*Description of the task*. Search the listing for the string "object" and copy every line that contains it.

*Listed records*.
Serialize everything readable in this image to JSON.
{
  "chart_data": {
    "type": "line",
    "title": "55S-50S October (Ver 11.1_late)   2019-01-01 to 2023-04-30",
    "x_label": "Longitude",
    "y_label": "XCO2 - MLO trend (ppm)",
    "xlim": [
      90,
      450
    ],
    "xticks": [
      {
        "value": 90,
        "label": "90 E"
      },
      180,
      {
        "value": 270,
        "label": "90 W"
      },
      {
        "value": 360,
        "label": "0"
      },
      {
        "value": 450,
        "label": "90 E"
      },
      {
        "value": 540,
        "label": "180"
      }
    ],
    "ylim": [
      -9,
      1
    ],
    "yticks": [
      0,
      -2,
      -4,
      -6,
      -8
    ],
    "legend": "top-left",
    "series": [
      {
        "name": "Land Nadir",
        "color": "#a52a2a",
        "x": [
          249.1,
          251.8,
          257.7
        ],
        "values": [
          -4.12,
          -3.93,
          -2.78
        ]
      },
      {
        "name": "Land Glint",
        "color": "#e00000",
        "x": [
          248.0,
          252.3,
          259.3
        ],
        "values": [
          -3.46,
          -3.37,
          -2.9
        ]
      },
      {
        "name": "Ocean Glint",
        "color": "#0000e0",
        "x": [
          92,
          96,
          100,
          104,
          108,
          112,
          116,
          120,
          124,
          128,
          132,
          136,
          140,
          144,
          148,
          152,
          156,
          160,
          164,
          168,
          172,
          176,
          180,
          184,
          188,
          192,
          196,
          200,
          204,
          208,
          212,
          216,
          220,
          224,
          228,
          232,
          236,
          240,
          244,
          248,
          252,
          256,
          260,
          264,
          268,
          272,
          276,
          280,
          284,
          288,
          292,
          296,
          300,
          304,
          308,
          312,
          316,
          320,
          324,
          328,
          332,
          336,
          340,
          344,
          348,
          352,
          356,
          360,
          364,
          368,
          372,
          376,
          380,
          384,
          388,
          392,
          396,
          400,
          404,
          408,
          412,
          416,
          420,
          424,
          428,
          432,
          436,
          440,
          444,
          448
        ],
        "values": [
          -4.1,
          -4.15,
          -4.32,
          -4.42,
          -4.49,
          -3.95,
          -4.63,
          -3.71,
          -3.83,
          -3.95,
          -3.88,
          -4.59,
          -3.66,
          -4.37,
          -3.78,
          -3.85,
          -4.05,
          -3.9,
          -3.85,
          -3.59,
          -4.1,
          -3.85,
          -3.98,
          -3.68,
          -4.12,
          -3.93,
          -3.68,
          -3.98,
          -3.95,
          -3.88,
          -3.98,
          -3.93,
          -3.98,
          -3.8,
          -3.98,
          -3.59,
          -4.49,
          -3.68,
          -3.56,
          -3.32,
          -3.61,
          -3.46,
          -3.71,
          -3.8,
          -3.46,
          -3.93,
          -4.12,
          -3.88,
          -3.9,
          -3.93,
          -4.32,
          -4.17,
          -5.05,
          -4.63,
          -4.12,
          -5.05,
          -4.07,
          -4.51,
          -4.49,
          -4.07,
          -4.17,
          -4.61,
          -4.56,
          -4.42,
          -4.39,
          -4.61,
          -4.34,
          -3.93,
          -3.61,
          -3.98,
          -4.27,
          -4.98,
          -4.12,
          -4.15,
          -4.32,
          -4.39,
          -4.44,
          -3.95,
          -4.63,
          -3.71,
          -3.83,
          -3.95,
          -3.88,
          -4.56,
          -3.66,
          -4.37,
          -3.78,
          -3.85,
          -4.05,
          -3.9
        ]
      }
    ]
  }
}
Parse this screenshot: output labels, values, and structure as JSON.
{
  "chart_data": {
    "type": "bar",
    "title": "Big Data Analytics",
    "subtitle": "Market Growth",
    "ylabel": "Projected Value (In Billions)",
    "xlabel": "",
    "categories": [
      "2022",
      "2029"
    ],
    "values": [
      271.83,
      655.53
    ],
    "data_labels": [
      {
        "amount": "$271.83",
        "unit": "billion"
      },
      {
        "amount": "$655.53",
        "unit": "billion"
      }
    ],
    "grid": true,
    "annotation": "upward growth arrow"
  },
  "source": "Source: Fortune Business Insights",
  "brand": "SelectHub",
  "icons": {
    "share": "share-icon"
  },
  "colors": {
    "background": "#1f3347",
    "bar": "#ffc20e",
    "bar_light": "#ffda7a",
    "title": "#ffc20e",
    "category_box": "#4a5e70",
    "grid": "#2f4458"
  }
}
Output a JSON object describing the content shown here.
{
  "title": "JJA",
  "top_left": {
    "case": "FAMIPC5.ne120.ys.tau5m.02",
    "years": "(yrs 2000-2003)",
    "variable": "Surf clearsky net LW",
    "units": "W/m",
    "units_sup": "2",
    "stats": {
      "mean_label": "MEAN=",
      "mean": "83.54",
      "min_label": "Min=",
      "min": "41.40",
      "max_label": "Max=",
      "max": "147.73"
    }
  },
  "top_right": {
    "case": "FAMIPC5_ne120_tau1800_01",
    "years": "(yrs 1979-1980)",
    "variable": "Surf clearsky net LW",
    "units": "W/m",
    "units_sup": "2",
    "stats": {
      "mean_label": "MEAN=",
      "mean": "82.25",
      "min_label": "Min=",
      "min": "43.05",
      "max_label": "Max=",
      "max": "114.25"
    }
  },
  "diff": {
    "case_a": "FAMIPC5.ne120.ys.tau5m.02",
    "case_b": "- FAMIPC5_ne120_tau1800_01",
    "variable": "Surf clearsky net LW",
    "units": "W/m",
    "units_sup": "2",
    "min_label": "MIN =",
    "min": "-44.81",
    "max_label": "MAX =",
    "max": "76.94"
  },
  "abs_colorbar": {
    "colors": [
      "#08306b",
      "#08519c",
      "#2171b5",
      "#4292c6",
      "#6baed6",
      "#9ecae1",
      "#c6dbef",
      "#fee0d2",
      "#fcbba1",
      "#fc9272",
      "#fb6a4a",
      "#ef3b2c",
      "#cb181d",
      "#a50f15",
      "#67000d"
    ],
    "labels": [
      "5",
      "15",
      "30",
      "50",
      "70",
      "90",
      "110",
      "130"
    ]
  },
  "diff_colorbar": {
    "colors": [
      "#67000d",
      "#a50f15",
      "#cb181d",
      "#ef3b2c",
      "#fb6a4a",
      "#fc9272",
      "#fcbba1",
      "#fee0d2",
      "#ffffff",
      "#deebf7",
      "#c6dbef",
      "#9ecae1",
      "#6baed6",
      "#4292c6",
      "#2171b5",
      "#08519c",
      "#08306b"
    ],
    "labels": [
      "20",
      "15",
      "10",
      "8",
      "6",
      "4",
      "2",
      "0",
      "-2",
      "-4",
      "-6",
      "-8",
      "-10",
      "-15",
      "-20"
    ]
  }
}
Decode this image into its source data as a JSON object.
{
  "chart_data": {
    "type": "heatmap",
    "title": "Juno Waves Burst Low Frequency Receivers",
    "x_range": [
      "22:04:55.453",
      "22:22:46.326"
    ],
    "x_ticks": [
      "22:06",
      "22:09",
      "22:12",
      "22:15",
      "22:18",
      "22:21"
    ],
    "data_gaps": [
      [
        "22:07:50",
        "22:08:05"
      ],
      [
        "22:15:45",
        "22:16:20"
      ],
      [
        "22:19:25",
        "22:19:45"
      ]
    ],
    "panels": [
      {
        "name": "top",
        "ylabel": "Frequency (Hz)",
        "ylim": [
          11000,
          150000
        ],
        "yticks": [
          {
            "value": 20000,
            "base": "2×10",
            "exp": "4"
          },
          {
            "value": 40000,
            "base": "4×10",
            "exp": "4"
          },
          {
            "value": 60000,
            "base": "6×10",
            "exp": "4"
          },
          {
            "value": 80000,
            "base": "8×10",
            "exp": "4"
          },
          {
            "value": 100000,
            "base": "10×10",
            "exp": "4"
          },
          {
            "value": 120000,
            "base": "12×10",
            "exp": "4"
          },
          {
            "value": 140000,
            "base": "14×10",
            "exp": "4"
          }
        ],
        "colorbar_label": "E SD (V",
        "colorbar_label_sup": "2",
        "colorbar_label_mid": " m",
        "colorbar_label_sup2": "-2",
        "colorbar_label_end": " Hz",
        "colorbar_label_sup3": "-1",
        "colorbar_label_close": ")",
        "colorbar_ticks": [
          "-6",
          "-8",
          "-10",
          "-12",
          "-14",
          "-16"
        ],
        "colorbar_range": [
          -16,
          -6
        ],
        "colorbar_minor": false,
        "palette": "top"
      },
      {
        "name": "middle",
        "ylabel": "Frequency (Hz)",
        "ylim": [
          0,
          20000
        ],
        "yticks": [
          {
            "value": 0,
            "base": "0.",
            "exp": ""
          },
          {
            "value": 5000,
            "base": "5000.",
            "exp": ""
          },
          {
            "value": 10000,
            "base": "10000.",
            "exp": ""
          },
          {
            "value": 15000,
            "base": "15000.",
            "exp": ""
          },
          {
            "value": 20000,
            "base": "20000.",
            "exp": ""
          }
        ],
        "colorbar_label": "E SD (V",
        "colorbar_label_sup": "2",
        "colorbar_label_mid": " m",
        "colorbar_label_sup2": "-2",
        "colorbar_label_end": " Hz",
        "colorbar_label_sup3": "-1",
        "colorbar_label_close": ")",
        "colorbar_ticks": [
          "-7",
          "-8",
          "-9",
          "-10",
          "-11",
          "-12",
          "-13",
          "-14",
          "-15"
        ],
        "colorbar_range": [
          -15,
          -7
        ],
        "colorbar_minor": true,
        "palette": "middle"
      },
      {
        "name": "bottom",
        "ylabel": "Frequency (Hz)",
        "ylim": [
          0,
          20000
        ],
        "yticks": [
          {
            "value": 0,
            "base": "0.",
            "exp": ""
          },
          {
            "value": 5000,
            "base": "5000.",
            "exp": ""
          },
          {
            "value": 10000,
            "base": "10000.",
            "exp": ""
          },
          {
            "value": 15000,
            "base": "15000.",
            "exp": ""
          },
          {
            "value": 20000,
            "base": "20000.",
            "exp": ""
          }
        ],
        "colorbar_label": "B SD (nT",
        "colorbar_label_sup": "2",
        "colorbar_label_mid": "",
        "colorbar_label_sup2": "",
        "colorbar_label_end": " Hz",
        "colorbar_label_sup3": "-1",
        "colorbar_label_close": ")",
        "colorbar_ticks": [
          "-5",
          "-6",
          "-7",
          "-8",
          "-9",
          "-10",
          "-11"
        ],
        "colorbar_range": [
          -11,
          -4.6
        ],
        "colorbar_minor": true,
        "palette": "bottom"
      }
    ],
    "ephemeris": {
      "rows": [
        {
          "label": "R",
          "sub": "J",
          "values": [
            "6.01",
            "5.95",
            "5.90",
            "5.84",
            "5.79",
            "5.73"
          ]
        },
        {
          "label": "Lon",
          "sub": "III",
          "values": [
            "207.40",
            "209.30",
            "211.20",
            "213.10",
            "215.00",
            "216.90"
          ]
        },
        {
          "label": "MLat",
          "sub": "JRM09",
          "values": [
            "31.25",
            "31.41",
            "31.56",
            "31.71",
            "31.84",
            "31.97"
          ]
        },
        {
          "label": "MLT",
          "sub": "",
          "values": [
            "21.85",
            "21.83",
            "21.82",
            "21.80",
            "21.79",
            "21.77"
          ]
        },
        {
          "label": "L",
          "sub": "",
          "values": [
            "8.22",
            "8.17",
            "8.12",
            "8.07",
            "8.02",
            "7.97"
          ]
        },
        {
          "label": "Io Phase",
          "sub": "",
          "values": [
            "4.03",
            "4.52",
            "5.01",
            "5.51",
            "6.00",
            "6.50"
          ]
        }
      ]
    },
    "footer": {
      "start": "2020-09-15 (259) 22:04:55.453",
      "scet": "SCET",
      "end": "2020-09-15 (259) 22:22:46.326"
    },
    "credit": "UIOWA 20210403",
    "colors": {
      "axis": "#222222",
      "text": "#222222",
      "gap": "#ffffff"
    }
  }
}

*Correct output*.
Output a JSON object describing the content shown here.
Decode this image into its source data as a JSON object.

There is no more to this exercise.